From the listing below, pull each line that includes "определение".
--- start Source material ---
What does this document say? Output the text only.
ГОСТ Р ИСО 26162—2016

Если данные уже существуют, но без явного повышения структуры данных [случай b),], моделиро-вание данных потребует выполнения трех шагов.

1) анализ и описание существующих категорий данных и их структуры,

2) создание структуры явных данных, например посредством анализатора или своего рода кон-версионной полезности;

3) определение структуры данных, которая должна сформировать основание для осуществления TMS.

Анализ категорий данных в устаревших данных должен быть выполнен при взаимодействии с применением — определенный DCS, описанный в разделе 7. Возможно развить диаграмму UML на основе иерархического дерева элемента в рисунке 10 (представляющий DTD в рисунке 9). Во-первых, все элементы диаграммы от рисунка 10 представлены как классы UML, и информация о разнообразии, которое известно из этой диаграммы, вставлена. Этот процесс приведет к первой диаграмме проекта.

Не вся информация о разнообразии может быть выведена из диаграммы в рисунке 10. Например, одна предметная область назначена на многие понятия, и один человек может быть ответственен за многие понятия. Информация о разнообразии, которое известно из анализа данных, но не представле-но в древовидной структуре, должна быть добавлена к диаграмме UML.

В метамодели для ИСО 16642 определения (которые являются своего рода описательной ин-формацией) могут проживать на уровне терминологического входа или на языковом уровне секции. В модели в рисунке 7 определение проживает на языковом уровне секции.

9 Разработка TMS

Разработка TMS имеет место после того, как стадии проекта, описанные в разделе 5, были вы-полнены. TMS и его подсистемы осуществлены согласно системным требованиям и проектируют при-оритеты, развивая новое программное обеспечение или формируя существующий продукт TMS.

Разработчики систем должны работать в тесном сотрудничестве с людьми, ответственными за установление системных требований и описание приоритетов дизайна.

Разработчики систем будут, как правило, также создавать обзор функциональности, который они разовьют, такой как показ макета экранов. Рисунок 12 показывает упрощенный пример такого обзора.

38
--- end Source material ---
Result of this task:
3) определение структуры данных, которая должна сформировать основание для осуществления TMS.
В метамодели для ИСО 16642 определения (которые являются своего рода описательной ин-формацией) могут проживать на уровне терминологического входа или на языковом уровне секции. В модели в рисунке 7 определение проживает на языковом уровне секции.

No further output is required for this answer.